— Start of Exercise data —

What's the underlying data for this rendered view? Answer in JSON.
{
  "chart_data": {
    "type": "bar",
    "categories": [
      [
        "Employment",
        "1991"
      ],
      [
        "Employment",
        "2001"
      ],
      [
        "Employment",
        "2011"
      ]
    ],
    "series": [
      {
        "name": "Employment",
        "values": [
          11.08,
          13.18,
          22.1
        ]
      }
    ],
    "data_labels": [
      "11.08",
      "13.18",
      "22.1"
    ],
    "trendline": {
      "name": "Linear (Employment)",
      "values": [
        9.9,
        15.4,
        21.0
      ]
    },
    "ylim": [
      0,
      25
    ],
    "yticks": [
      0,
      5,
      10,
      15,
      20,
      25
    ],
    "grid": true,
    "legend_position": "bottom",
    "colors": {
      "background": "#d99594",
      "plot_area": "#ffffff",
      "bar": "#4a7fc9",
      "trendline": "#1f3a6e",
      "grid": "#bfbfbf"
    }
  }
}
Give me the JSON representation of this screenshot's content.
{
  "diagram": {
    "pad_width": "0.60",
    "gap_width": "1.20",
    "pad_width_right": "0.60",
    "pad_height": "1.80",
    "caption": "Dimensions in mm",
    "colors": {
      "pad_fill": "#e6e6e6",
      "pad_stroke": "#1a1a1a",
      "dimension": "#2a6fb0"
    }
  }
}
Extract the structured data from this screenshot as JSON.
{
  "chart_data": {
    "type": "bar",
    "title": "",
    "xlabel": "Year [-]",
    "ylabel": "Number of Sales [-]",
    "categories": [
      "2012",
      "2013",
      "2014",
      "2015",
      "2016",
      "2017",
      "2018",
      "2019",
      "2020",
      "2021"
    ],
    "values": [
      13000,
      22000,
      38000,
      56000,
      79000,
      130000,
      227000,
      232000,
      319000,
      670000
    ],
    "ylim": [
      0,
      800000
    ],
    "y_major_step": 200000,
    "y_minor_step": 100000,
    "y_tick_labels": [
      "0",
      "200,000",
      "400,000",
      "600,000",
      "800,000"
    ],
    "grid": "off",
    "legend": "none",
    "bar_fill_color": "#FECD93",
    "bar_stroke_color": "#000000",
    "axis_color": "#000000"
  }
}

— End of Exercise data —

Goal - Every entry must be output again, exactly as written above.

Exercise answer -
What's the underlying data for this rendered view? Answer in JSON.
{
  "chart_data": {
    "type": "bar",
    "categories": [
      [
        "Employment",
        "1991"
      ],
      [
        "Employment",
        "2001"
      ],
      [
        "Employment",
        "2011"
      ]
    ],
    "series": [
      {
        "name": "Employment",
        "values": [
          11.08,
          13.18,
          22.1
        ]
      }
    ],
    "data_labels": [
      "11.08",
      "13.18",
      "22.1"
    ],
    "trendline": {
      "name": "Linear (Employment)",
      "values": [
        9.9,
        15.4,
        21.0
      ]
    },
    "ylim": [
      0,
      25
    ],
    "yticks": [
      0,
      5,
      10,
      15,
      20,
      25
    ],
    "grid": true,
    "legend_position": "bottom",
    "colors": {
      "background": "#d99594",
      "plot_area": "#ffffff",
      "bar": "#4a7fc9",
      "trendline": "#1f3a6e",
      "grid": "#bfbfbf"
    }
  }
}
Give me the JSON representation of this screenshot's content.
{
  "diagram": {
    "pad_width": "0.60",
    "gap_width": "1.20",
    "pad_width_right": "0.60",
    "pad_height": "1.80",
    "caption": "Dimensions in mm",
    "colors": {
      "pad_fill": "#e6e6e6",
      "pad_stroke": "#1a1a1a",
      "dimension": "#2a6fb0"
    }
  }
}
Extract the structured data from this screenshot as JSON.
{
  "chart_data": {
    "type": "bar",
    "title": "",
    "xlabel": "Year [-]",
    "ylabel": "Number of Sales [-]",
    "categories": [
      "2012",
      "2013",
      "2014",
      "2015",
      "2016",
      "2017",
      "2018",
      "2019",
      "2020",
      "2021"
    ],
    "values": [
      13000,
      22000,
      38000,
      56000,
      79000,
      130000,
      227000,
      232000,
      319000,
      670000
    ],
    "ylim": [
      0,
      800000
    ],
    "y_major_step": 200000,
    "y_minor_step": 100000,
    "y_tick_labels": [
      "0",
      "200,000",
      "400,000",
      "600,000",
      "800,000"
    ],
    "grid": "off",
    "legend": "none",
    "bar_fill_color": "#FECD93",
    "bar_stroke_color": "#000000",
    "axis_color": "#000000"
  }
}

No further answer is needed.